What you need to do
Reproduce all the entries exactly.

_ _ _ _ _

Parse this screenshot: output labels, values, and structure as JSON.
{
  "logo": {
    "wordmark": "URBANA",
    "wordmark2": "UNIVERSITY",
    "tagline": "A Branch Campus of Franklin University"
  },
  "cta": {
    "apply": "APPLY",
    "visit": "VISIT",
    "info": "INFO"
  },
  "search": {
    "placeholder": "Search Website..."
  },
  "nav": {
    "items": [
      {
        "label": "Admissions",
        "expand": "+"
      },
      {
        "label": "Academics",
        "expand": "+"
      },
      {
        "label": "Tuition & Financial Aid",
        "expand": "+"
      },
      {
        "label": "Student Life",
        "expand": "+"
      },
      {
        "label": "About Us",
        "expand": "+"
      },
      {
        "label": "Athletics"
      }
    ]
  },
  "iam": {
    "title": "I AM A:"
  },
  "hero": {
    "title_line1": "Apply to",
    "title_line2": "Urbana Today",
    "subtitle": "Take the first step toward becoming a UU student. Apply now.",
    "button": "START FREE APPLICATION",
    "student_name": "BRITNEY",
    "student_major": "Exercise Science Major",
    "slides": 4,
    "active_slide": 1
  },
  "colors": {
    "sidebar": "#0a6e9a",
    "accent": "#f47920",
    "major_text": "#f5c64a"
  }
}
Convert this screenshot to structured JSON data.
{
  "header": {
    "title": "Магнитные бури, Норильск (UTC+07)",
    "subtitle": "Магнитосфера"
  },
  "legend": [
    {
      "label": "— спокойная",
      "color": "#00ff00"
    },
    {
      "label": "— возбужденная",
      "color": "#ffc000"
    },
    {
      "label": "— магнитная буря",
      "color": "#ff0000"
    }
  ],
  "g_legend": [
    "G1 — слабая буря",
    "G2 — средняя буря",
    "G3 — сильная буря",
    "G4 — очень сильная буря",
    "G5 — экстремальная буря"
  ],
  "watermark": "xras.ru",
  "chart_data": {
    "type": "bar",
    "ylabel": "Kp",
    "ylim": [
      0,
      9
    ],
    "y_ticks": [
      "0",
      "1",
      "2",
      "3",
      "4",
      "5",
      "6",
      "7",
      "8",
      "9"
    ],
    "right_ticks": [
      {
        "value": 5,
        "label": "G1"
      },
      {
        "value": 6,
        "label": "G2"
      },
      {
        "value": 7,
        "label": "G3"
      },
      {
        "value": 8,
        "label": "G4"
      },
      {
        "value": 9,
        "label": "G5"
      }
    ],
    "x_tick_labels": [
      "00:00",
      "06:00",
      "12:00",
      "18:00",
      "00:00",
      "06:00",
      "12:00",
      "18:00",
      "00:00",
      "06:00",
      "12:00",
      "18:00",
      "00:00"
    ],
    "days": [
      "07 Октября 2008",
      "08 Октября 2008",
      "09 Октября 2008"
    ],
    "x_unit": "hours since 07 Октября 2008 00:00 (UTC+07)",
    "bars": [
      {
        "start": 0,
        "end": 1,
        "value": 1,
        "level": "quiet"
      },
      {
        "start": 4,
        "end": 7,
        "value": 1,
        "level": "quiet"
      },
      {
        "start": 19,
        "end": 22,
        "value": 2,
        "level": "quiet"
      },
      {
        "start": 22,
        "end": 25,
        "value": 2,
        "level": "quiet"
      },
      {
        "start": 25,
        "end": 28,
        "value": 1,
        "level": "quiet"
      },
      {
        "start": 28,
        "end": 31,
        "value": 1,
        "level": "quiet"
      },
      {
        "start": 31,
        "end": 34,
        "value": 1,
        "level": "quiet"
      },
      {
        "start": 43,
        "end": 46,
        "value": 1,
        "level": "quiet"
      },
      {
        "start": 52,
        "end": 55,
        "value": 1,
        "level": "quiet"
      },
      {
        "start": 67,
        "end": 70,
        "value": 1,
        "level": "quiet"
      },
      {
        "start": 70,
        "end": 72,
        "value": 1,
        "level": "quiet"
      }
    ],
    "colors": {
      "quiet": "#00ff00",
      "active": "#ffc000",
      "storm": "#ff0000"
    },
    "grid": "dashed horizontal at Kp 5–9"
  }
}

_ _ _ _ _

Output for this exercise
Parse this screenshot: output labels, values, and structure as JSON.
{
  "logo": {
    "wordmark": "URBANA",
    "wordmark2": "UNIVERSITY",
    "tagline": "A Branch Campus of Franklin University"
  },
  "cta": {
    "apply": "APPLY",
    "visit": "VISIT",
    "info": "INFO"
  },
  "search": {
    "placeholder": "Search Website..."
  },
  "nav": {
    "items": [
      {
        "label": "Admissions",
        "expand": "+"
      },
      {
        "label": "Academics",
        "expand": "+"
      },
      {
        "label": "Tuition & Financial Aid",
        "expand": "+"
      },
      {
        "label": "Student Life",
        "expand": "+"
      },
      {
        "label": "About Us",
        "expand": "+"
      },
      {
        "label": "Athletics"
      }
    ]
  },
  "iam": {
    "title": "I AM A:"
  },
  "hero": {
    "title_line1": "Apply to",
    "title_line2": "Urbana Today",
    "subtitle": "Take the first step toward becoming a UU student. Apply now.",
    "button": "START FREE APPLICATION",
    "student_name": "BRITNEY",
    "student_major": "Exercise Science Major",
    "slides": 4,
    "active_slide": 1
  },
  "colors": {
    "sidebar": "#0a6e9a",
    "accent": "#f47920",
    "major_text": "#f5c64a"
  }
}
Convert this screenshot to structured JSON data.
{
  "header": {
    "title": "Магнитные бури, Норильск (UTC+07)",
    "subtitle": "Магнитосфера"
  },
  "legend": [
    {
      "label": "— спокойная",
      "color": "#00ff00"
    },
    {
      "label": "— возбужденная",
      "color": "#ffc000"
    },
    {
      "label": "— магнитная буря",
      "color": "#ff0000"
    }
  ],
  "g_legend": [
    "G1 — слабая буря",
    "G2 — средняя буря",
    "G3 — сильная буря",
    "G4 — очень сильная буря",
    "G5 — экстремальная буря"
  ],
  "watermark": "xras.ru",
  "chart_data": {
    "type": "bar",
    "ylabel": "Kp",
    "ylim": [
      0,
      9
    ],
    "y_ticks": [
      "0",
      "1",
      "2",
      "3",
      "4",
      "5",
      "6",
      "7",
      "8",
      "9"
    ],
    "right_ticks": [
      {
        "value": 5,
        "label": "G1"
      },
      {
        "value": 6,
        "label": "G2"
      },
      {
        "value": 7,
        "label": "G3"
      },
      {
        "value": 8,
        "label": "G4"
      },
      {
        "value": 9,
        "label": "G5"
      }
    ],
    "x_tick_labels": [
      "00:00",
      "06:00",
      "12:00",
      "18:00",
      "00:00",
      "06:00",
      "12:00",
      "18:00",
      "00:00",
      "06:00",
      "12:00",
      "18:00",
      "00:00"
    ],
    "days": [
      "07 Октября 2008",
      "08 Октября 2008",
      "09 Октября 2008"
    ],
    "x_unit": "hours since 07 Октября 2008 00:00 (UTC+07)",
    "bars": [
      {
        "start": 0,
        "end": 1,
        "value": 1,
        "level": "quiet"
      },
      {
        "start": 4,
        "end": 7,
        "value": 1,
        "level": "quiet"
      },
      {
        "start": 19,
        "end": 22,
        "value": 2,
        "level": "quiet"
      },
      {
        "start": 22,
        "end": 25,
        "value": 2,
        "level": "quiet"
      },
      {
        "start": 25,
        "end": 28,
        "value": 1,
        "level": "quiet"
      },
      {
        "start": 28,
        "end": 31,
        "value": 1,
        "level": "quiet"
      },
      {
        "start": 31,
        "end": 34,
        "value": 1,
        "level": "quiet"
      },
      {
        "start": 43,
        "end": 46,
        "value": 1,
        "level": "quiet"
      },
      {
        "start": 52,
        "end": 55,
        "value": 1,
        "level": "quiet"
      },
      {
        "start": 67,
        "end": 70,
        "value": 1,
        "level": "quiet"
      },
      {
        "start": 70,
        "end": 72,
        "value": 1,
        "level": "quiet"
      }
    ],
    "colors": {
      "quiet": "#00ff00",
      "active": "#ffc000",
      "storm": "#ff0000"
    },
    "grid": "dashed horizontal at Kp 5–9"
  }
}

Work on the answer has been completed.